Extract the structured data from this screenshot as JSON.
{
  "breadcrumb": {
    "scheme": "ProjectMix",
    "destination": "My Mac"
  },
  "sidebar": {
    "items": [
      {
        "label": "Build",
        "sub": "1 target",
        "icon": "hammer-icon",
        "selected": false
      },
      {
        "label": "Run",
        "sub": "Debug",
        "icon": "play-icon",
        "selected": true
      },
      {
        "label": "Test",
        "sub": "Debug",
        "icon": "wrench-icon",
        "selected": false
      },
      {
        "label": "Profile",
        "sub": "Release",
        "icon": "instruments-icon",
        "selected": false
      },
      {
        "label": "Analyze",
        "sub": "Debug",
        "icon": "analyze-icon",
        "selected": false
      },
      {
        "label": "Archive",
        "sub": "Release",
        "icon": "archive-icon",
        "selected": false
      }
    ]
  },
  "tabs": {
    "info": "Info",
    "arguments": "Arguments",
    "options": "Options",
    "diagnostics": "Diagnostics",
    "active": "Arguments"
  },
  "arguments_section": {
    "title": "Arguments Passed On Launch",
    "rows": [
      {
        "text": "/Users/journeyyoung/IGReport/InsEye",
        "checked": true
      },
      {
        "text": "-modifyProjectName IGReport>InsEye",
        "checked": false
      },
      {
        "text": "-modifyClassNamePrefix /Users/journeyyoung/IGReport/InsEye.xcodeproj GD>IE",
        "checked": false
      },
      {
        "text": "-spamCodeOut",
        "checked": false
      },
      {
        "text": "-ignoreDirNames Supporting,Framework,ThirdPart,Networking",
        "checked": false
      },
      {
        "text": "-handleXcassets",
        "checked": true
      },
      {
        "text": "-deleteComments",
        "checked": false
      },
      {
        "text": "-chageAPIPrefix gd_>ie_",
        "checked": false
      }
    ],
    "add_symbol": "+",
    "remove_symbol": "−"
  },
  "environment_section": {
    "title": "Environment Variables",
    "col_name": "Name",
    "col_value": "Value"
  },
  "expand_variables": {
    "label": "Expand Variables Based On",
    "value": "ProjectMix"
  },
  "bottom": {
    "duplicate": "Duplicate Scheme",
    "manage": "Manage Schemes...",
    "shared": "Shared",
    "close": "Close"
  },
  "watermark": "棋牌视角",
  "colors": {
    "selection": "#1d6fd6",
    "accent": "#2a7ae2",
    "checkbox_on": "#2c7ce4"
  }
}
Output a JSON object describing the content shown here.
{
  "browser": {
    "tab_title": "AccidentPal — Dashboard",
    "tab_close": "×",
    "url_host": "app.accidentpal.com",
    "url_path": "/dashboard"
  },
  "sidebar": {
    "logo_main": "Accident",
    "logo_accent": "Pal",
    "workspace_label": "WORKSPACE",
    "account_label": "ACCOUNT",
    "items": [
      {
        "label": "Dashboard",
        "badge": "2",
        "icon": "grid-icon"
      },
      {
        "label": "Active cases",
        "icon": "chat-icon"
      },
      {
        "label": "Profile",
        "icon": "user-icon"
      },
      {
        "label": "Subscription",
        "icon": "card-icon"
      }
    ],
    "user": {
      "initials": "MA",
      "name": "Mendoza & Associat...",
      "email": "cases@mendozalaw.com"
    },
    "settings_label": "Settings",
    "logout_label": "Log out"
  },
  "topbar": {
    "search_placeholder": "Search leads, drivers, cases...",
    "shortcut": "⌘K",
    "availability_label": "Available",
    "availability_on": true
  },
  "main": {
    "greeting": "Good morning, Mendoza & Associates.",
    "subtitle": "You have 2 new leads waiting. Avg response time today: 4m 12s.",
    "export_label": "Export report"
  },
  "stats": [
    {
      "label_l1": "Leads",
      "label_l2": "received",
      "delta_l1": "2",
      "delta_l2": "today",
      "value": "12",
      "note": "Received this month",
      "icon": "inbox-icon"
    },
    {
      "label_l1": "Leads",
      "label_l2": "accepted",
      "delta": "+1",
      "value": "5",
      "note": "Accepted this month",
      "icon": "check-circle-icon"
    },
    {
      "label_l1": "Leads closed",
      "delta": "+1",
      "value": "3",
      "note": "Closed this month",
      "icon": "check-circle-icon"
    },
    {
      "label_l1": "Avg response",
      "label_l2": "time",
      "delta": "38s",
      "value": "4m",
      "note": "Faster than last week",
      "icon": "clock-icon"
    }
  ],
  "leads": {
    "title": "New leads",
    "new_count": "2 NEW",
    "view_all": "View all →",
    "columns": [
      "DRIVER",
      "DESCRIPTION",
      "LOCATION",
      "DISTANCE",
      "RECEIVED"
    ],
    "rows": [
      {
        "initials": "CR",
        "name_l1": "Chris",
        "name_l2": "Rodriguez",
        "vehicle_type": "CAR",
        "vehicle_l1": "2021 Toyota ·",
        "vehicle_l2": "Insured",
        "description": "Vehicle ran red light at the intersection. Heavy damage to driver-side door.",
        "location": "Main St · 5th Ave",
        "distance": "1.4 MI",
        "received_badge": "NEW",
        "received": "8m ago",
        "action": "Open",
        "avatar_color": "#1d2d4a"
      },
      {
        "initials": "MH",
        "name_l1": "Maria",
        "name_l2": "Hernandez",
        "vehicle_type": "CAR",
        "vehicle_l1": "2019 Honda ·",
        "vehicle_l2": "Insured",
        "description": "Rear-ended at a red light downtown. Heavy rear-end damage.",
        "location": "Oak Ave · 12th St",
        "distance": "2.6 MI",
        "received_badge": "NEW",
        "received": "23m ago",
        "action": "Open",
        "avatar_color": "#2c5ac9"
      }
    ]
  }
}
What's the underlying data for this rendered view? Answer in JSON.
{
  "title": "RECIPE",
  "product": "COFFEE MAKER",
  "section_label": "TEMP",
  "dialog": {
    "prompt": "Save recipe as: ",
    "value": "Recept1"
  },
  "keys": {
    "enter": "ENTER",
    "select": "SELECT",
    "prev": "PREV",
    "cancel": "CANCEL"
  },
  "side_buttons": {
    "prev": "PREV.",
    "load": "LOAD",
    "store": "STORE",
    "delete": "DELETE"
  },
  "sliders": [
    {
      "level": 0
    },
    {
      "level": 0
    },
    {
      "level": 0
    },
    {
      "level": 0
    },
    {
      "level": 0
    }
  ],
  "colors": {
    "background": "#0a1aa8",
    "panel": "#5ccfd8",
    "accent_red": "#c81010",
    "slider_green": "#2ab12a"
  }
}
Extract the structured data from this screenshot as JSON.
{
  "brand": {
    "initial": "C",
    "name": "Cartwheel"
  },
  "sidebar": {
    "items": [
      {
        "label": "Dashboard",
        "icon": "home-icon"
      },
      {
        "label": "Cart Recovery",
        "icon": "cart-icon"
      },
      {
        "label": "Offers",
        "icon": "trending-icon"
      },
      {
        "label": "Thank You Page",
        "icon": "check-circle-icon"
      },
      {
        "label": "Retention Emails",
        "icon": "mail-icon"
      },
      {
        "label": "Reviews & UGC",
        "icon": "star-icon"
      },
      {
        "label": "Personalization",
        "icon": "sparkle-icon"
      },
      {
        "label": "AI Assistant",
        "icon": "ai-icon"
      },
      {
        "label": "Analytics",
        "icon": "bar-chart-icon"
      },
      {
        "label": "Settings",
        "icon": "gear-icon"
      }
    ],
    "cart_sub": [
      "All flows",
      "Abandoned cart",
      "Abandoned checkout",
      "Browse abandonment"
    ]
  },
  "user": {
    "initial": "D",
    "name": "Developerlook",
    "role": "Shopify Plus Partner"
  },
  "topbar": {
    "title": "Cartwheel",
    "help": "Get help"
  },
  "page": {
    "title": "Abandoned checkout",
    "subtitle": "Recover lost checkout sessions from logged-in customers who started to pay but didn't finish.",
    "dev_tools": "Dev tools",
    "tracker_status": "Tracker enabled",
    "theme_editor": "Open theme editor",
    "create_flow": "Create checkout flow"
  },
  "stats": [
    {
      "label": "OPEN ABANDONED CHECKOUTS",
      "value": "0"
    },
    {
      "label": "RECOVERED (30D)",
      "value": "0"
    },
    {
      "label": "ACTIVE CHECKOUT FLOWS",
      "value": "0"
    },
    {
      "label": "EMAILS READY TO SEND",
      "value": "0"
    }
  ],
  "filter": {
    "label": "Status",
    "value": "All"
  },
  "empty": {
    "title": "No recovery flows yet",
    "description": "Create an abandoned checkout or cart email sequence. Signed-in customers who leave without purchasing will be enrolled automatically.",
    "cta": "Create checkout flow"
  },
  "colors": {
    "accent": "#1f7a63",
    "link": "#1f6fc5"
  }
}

### BRIEF
Pick out each line that holds the string "journeyyoung".

### THE OUTPUT
        "text": "/Users/journeyyoung/IGReport/InsEye",
        "text": "-modifyClassNamePrefix /Users/journeyyoung/IGReport/InsEye.xcodeproj GD>IE",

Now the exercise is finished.